What you will do → Verbatim output of all the material below is required.

───── Dataset extract ─────

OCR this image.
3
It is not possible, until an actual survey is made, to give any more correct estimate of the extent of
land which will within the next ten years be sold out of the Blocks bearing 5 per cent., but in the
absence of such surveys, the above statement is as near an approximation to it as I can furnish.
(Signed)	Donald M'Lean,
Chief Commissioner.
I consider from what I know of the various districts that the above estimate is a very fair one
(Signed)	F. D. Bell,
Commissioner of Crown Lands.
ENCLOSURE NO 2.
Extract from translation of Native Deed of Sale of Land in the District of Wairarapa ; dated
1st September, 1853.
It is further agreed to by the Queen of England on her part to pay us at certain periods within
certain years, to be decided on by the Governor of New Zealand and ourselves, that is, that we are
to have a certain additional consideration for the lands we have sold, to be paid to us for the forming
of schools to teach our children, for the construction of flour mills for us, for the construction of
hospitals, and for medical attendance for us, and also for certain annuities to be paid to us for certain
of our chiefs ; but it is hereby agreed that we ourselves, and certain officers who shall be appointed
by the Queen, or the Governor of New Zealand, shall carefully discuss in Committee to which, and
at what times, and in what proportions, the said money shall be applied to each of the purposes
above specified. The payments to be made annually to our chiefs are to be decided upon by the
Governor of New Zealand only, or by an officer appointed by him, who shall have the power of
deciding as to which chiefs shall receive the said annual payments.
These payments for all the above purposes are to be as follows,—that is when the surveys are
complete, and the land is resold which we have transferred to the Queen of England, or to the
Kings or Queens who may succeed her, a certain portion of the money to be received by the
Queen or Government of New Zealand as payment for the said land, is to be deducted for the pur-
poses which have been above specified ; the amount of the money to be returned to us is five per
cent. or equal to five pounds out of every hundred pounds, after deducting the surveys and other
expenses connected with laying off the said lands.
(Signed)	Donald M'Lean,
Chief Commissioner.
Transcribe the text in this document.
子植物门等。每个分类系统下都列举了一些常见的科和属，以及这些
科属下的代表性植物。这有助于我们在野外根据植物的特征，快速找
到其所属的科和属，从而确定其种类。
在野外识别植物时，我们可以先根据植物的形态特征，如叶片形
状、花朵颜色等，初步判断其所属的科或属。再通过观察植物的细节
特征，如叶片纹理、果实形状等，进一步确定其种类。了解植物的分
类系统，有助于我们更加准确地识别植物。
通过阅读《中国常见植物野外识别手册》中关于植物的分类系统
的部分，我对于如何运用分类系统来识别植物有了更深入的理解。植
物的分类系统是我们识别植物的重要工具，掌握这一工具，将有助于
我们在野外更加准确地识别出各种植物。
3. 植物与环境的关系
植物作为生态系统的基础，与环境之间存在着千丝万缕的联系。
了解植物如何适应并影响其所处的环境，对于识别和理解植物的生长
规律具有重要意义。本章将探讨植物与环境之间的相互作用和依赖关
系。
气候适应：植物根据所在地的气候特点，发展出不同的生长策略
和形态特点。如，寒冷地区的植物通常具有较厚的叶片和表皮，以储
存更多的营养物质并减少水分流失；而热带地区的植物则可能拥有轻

─────

Written reply →
OCR this image.
3
It is not possible, until an actual survey is made, to give any more correct estimate of the extent of
land which will within the next ten years be sold out of the Blocks bearing 5 per cent., but in the
absence of such surveys, the above statement is as near an approximation to it as I can furnish.
(Signed)	Donald M'Lean,
Chief Commissioner.
I consider from what I know of the various districts that the above estimate is a very fair one
(Signed)	F. D. Bell,
Commissioner of Crown Lands.
ENCLOSURE NO 2.
Extract from translation of Native Deed of Sale of Land in the District of Wairarapa ; dated
1st September, 1853.
It is further agreed to by the Queen of England on her part to pay us at certain periods within
certain years, to be decided on by the Governor of New Zealand and ourselves, that is, that we are
to have a certain additional consideration for the lands we have sold, to be paid to us for the forming
of schools to teach our children, for the construction of flour mills for us, for the construction of
hospitals, and for medical attendance for us, and also for certain annuities to be paid to us for certain
of our chiefs ; but it is hereby agreed that we ourselves, and certain officers who shall be appointed
by the Queen, or the Governor of New Zealand, shall carefully discuss in Committee to which, and
at what times, and in what proportions, the said money shall be applied to each of the purposes
above specified. The payments to be made annually to our chiefs are to be decided upon by the
Governor of New Zealand only, or by an officer appointed by him, who shall have the power of
deciding as to which chiefs shall receive the said annual payments.
These payments for all the above purposes are to be as follows,—that is when the surveys are
complete, and the land is resold which we have transferred to the Queen of England, or to the
Kings or Queens who may succeed her, a certain portion of the money to be received by the
Queen or Government of New Zealand as payment for the said land, is to be deducted for the pur-
poses which have been above specified ; the amount of the money to be returned to us is five per
cent. or equal to five pounds out of every hundred pounds, after deducting the surveys and other
expenses connected with laying off the said lands.
(Signed)	Donald M'Lean,
Chief Commissioner.
Transcribe the text in this document.
子植物门等。每个分类系统下都列举了一些常见的科和属，以及这些
科属下的代表性植物。这有助于我们在野外根据植物的特征，快速找
到其所属的科和属，从而确定其种类。
在野外识别植物时，我们可以先根据植物的形态特征，如叶片形
状、花朵颜色等，初步判断其所属的科或属。再通过观察植物的细节
特征，如叶片纹理、果实形状等，进一步确定其种类。了解植物的分
类系统，有助于我们更加准确地识别植物。
通过阅读《中国常见植物野外识别手册》中关于植物的分类系统
的部分，我对于如何运用分类系统来识别植物有了更深入的理解。植
物的分类系统是我们识别植物的重要工具，掌握这一工具，将有助于
我们在野外更加准确地识别出各种植物。
3. 植物与环境的关系
植物作为生态系统的基础，与环境之间存在着千丝万缕的联系。
了解植物如何适应并影响其所处的环境，对于识别和理解植物的生长
规律具有重要意义。本章将探讨植物与环境之间的相互作用和依赖关
系。
气候适应：植物根据所在地的气候特点，发展出不同的生长策略
和形态特点。如，寒冷地区的植物通常具有较厚的叶片和表皮，以储
存更多的营养物质并减少水分流失；而热带地区的植物则可能拥有轻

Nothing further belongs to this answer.